## Exercise task:
Write out all of the entries exactly, please.

__________________________________________________

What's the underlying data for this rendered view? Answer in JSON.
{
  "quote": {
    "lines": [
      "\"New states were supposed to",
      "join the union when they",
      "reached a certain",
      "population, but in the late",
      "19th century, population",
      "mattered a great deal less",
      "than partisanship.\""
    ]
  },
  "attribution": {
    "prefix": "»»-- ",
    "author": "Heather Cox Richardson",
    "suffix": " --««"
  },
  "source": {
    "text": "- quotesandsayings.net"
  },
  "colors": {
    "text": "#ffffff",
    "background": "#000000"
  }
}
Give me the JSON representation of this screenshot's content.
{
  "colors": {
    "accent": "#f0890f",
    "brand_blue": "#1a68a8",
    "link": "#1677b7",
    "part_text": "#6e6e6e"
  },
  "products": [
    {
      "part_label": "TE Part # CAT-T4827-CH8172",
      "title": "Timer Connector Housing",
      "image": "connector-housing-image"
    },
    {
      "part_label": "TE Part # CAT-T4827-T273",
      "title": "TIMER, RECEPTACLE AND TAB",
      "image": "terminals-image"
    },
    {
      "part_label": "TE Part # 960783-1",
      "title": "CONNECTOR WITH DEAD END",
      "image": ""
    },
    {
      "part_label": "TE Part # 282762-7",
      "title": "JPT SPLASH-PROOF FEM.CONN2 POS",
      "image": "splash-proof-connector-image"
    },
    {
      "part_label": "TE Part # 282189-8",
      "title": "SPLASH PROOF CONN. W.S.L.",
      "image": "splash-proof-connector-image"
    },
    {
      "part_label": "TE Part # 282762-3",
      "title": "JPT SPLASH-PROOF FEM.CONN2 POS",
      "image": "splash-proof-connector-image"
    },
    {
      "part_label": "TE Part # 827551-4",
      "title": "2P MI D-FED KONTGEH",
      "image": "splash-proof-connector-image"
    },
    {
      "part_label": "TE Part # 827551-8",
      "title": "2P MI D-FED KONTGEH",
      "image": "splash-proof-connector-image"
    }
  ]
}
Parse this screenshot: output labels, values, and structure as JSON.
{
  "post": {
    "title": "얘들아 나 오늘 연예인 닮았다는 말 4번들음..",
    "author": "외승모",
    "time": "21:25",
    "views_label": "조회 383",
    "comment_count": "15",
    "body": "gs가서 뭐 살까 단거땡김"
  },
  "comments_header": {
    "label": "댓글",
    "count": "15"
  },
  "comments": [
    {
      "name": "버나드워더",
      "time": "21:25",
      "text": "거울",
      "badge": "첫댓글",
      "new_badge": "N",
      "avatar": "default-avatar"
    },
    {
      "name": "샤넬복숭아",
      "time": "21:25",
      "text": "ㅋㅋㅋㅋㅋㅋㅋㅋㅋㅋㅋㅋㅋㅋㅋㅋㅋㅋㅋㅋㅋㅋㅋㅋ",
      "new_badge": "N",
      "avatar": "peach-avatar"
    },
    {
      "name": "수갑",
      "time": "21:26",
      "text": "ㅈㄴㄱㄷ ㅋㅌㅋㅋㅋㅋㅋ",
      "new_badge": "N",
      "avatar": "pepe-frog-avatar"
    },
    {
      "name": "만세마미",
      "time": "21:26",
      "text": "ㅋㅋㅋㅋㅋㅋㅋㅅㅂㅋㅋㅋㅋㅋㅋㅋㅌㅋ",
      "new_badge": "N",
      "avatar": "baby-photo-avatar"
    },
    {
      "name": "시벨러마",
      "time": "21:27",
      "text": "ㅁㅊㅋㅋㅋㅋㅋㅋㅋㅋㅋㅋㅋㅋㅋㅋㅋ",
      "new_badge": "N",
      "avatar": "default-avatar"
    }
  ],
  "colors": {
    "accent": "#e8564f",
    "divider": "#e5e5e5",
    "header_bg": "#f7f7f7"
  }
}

__________________________________________________

## Solution to this task:
What's the underlying data for this rendered view? Answer in JSON.
{
  "quote": {
    "lines": [
      "\"New states were supposed to",
      "join the union when they",
      "reached a certain",
      "population, but in the late",
      "19th century, population",
      "mattered a great deal less",
      "than partisanship.\""
    ]
  },
  "attribution": {
    "prefix": "»»-- ",
    "author": "Heather Cox Richardson",
    "suffix": " --««"
  },
  "source": {
    "text": "- quotesandsayings.net"
  },
  "colors": {
    "text": "#ffffff",
    "background": "#000000"
  }
}
Give me the JSON representation of this screenshot's content.
{
  "colors": {
    "accent": "#f0890f",
    "brand_blue": "#1a68a8",
    "link": "#1677b7",
    "part_text": "#6e6e6e"
  },
  "products": [
    {
      "part_label": "TE Part # CAT-T4827-CH8172",
      "title": "Timer Connector Housing",
      "image": "connector-housing-image"
    },
    {
      "part_label": "TE Part # CAT-T4827-T273",
      "title": "TIMER, RECEPTACLE AND TAB",
      "image": "terminals-image"
    },
    {
      "part_label": "TE Part # 960783-1",
      "title": "CONNECTOR WITH DEAD END",
      "image": ""
    },
    {
      "part_label": "TE Part # 282762-7",
      "title": "JPT SPLASH-PROOF FEM.CONN2 POS",
      "image": "splash-proof-connector-image"
    },
    {
      "part_label": "TE Part # 282189-8",
      "title": "SPLASH PROOF CONN. W.S.L.",
      "image": "splash-proof-connector-image"
    },
    {
      "part_label": "TE Part # 282762-3",
      "title": "JPT SPLASH-PROOF FEM.CONN2 POS",
      "image": "splash-proof-connector-image"
    },
    {
      "part_label": "TE Part # 827551-4",
      "title": "2P MI D-FED KONTGEH",
      "image": "splash-proof-connector-image"
    },
    {
      "part_label": "TE Part # 827551-8",
      "title": "2P MI D-FED KONTGEH",
      "image": "splash-proof-connector-image"
    }
  ]
}
Parse this screenshot: output labels, values, and structure as JSON.
{
  "post": {
    "title": "얘들아 나 오늘 연예인 닮았다는 말 4번들음..",
    "author": "외승모",
    "time": "21:25",
    "views_label": "조회 383",
    "comment_count": "15",
    "body": "gs가서 뭐 살까 단거땡김"
  },
  "comments_header": {
    "label": "댓글",
    "count": "15"
  },
  "comments": [
    {
      "name": "버나드워더",
      "time": "21:25",
      "text": "거울",
      "badge": "첫댓글",
      "new_badge": "N",
      "avatar": "default-avatar"
    },
    {
      "name": "샤넬복숭아",
      "time": "21:25",
      "text": "ㅋㅋㅋㅋㅋㅋㅋㅋㅋㅋㅋㅋㅋㅋㅋㅋㅋㅋㅋㅋㅋㅋㅋㅋ",
      "new_badge": "N",
      "avatar": "peach-avatar"
    },
    {
      "name": "수갑",
      "time": "21:26",
      "text": "ㅈㄴㄱㄷ ㅋㅌㅋㅋㅋㅋㅋ",
      "new_badge": "N",
      "avatar": "pepe-frog-avatar"
    },
    {
      "name": "만세마미",
      "time": "21:26",
      "text": "ㅋㅋㅋㅋㅋㅋㅋㅅㅂㅋㅋㅋㅋㅋㅋㅋㅌㅋ",
      "new_badge": "N",
      "avatar": "baby-photo-avatar"
    },
    {
      "name": "시벨러마",
      "time": "21:27",
      "text": "ㅁㅊㅋㅋㅋㅋㅋㅋㅋㅋㅋㅋㅋㅋㅋㅋㅋ",
      "new_badge": "N",
      "avatar": "default-avatar"
    }
  ],
  "colors": {
    "accent": "#e8564f",
    "divider": "#e5e5e5",
    "header_bg": "#f7f7f7"
  }
}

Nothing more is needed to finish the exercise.